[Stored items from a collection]
+ + + + +

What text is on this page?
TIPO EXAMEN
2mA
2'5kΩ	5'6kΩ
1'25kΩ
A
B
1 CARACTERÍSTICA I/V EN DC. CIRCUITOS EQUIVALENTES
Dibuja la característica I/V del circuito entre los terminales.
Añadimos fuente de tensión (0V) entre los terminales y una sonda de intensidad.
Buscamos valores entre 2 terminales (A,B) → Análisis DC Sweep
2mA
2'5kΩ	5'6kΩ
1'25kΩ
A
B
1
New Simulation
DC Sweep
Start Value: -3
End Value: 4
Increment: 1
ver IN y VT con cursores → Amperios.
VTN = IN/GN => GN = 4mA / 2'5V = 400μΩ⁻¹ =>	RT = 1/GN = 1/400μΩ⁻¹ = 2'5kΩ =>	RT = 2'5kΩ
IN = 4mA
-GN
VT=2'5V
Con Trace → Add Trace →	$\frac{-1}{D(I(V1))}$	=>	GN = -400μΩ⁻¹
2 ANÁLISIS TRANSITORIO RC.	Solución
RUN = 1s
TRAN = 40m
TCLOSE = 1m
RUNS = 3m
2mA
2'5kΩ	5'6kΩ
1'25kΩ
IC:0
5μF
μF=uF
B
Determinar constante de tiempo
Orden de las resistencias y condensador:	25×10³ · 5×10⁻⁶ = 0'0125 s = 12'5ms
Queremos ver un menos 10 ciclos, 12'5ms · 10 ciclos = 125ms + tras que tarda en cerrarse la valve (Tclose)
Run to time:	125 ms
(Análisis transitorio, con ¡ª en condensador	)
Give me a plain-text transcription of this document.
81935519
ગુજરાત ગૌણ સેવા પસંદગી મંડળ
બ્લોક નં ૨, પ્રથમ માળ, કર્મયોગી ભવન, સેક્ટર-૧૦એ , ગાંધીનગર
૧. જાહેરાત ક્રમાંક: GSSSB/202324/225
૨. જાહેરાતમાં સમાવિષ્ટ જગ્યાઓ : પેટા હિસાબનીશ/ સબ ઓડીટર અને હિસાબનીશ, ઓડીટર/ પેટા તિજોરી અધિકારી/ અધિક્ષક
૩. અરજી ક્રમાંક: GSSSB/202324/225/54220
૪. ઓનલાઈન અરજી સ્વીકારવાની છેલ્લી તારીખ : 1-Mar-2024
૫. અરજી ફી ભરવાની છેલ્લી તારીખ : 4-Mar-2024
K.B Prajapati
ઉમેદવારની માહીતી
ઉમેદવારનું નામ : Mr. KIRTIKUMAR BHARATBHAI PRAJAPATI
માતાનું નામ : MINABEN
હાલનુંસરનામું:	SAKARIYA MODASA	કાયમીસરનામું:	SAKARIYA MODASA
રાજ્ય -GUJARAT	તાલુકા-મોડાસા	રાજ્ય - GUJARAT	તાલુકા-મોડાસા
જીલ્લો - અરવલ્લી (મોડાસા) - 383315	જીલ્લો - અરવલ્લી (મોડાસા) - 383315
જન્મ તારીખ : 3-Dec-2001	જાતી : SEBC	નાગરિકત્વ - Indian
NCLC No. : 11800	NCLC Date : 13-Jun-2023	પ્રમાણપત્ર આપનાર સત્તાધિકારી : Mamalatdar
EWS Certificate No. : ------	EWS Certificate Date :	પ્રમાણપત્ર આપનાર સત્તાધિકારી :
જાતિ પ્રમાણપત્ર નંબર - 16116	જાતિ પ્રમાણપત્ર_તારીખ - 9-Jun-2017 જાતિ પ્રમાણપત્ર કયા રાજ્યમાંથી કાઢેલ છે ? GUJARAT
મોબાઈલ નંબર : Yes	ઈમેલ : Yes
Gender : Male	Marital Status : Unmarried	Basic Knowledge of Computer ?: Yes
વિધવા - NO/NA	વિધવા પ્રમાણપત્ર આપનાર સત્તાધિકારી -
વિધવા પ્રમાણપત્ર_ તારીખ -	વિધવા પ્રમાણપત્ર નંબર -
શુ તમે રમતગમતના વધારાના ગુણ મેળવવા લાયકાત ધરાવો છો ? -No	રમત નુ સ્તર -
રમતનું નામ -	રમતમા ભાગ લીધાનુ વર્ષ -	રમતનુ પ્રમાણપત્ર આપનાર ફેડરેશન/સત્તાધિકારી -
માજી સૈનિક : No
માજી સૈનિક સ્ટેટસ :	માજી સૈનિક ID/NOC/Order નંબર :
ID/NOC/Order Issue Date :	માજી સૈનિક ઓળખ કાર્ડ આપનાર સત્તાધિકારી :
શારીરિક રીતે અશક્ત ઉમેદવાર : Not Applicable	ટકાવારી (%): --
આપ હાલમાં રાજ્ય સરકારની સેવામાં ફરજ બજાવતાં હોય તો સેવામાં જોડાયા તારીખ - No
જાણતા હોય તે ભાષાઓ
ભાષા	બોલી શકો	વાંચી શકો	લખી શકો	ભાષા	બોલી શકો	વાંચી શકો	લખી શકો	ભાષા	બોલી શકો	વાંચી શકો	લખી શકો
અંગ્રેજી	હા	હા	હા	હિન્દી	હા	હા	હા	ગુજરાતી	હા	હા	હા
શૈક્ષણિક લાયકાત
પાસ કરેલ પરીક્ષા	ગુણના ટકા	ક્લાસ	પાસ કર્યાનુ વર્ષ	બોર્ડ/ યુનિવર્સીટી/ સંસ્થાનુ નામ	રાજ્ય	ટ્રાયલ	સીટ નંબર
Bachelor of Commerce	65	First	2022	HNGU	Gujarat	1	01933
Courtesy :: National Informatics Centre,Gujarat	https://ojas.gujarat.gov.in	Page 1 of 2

+ + + + +

_Direction_
Retype the data exactly as given.

_Exercise answer_
What text is on this page?
TIPO EXAMEN
2mA
2'5kΩ	5'6kΩ
1'25kΩ
A
B
1 CARACTERÍSTICA I/V EN DC. CIRCUITOS EQUIVALENTES
Dibuja la característica I/V del circuito entre los terminales.
Añadimos fuente de tensión (0V) entre los terminales y una sonda de intensidad.
Buscamos valores entre 2 terminales (A,B) → Análisis DC Sweep
2mA
2'5kΩ	5'6kΩ
1'25kΩ
A
B
1
New Simulation
DC Sweep
Start Value: -3
End Value: 4
Increment: 1
ver IN y VT con cursores → Amperios.
VTN = IN/GN => GN = 4mA / 2'5V = 400μΩ⁻¹ =>	RT = 1/GN = 1/400μΩ⁻¹ = 2'5kΩ =>	RT = 2'5kΩ
IN = 4mA
-GN
VT=2'5V
Con Trace → Add Trace →	$\frac{-1}{D(I(V1))}$	=>	GN = -400μΩ⁻¹
2 ANÁLISIS TRANSITORIO RC.	Solución
RUN = 1s
TRAN = 40m
TCLOSE = 1m
RUNS = 3m
2mA
2'5kΩ	5'6kΩ
1'25kΩ
IC:0
5μF
μF=uF
B
Determinar constante de tiempo
Orden de las resistencias y condensador:	25×10³ · 5×10⁻⁶ = 0'0125 s = 12'5ms
Queremos ver un menos 10 ciclos, 12'5ms · 10 ciclos = 125ms + tras que tarda en cerrarse la valve (Tclose)
Run to time:	125 ms
(Análisis transitorio, con ¡ª en condensador	)
Give me a plain-text transcription of this document.
81935519
ગુજરાત ગૌણ સેવા પસંદગી મંડળ
બ્લોક નં ૨, પ્રથમ માળ, કર્મયોગી ભવન, સેક્ટર-૧૦એ , ગાંધીનગર
૧. જાહેરાત ક્રમાંક: GSSSB/202324/225
૨. જાહેરાતમાં સમાવિષ્ટ જગ્યાઓ : પેટા હિસાબનીશ/ સબ ઓડીટર અને હિસાબનીશ, ઓડીટર/ પેટા તિજોરી અધિકારી/ અધિક્ષક
૩. અરજી ક્રમાંક: GSSSB/202324/225/54220
૪. ઓનલાઈન અરજી સ્વીકારવાની છેલ્લી તારીખ : 1-Mar-2024
૫. અરજી ફી ભરવાની છેલ્લી તારીખ : 4-Mar-2024
K.B Prajapati
ઉમેદવારની માહીતી
ઉમેદવારનું નામ : Mr. KIRTIKUMAR BHARATBHAI PRAJAPATI
માતાનું નામ : MINABEN
હાલનુંસરનામું:	SAKARIYA MODASA	કાયમીસરનામું:	SAKARIYA MODASA
રાજ્ય -GUJARAT	તાલુકા-મોડાસા	રાજ્ય - GUJARAT	તાલુકા-મોડાસા
જીલ્લો - અરવલ્લી (મોડાસા) - 383315	જીલ્લો - અરવલ્લી (મોડાસા) - 383315
જન્મ તારીખ : 3-Dec-2001	જાતી : SEBC	નાગરિકત્વ - Indian
NCLC No. : 11800	NCLC Date : 13-Jun-2023	પ્રમાણપત્ર આપનાર સત્તાધિકારી : Mamalatdar
EWS Certificate No. : ------	EWS Certificate Date :	પ્રમાણપત્ર આપનાર સત્તાધિકારી :
જાતિ પ્રમાણપત્ર નંબર - 16116	જાતિ પ્રમાણપત્ર_તારીખ - 9-Jun-2017 જાતિ પ્રમાણપત્ર કયા રાજ્યમાંથી કાઢેલ છે ? GUJARAT
મોબાઈલ નંબર : Yes	ઈમેલ : Yes
Gender : Male	Marital Status : Unmarried	Basic Knowledge of Computer ?: Yes
વિધવા - NO/NA	વિધવા પ્રમાણપત્ર આપનાર સત્તાધિકારી -
વિધવા પ્રમાણપત્ર_ તારીખ -	વિધવા પ્રમાણપત્ર નંબર -
શુ તમે રમતગમતના વધારાના ગુણ મેળવવા લાયકાત ધરાવો છો ? -No	રમત નુ સ્તર -
રમતનું નામ -	રમતમા ભાગ લીધાનુ વર્ષ -	રમતનુ પ્રમાણપત્ર આપનાર ફેડરેશન/સત્તાધિકારી -
માજી સૈનિક : No
માજી સૈનિક સ્ટેટસ :	માજી સૈનિક ID/NOC/Order નંબર :
ID/NOC/Order Issue Date :	માજી સૈનિક ઓળખ કાર્ડ આપનાર સત્તાધિકારી :
શારીરિક રીતે અશક્ત ઉમેદવાર : Not Applicable	ટકાવારી (%): --
આપ હાલમાં રાજ્ય સરકારની સેવામાં ફરજ બજાવતાં હોય તો સેવામાં જોડાયા તારીખ - No
જાણતા હોય તે ભાષાઓ
ભાષા	બોલી શકો	વાંચી શકો	લખી શકો	ભાષા	બોલી શકો	વાંચી શકો	લખી શકો	ભાષા	બોલી શકો	વાંચી શકો	લખી શકો
અંગ્રેજી	હા	હા	હા	હિન્દી	હા	હા	હા	ગુજરાતી	હા	હા	હા
શૈક્ષણિક લાયકાત
પાસ કરેલ પરીક્ષા	ગુણના ટકા	ક્લાસ	પાસ કર્યાનુ વર્ષ	બોર્ડ/ યુનિવર્સીટી/ સંસ્થાનુ નામ	રાજ્ય	ટ્રાયલ	સીટ નંબર
Bachelor of Commerce	65	First	2022	HNGU	Gujarat	1	01933
Courtesy :: National Informatics Centre,Gujarat	https://ojas.gujarat.gov.in	Page 1 of 2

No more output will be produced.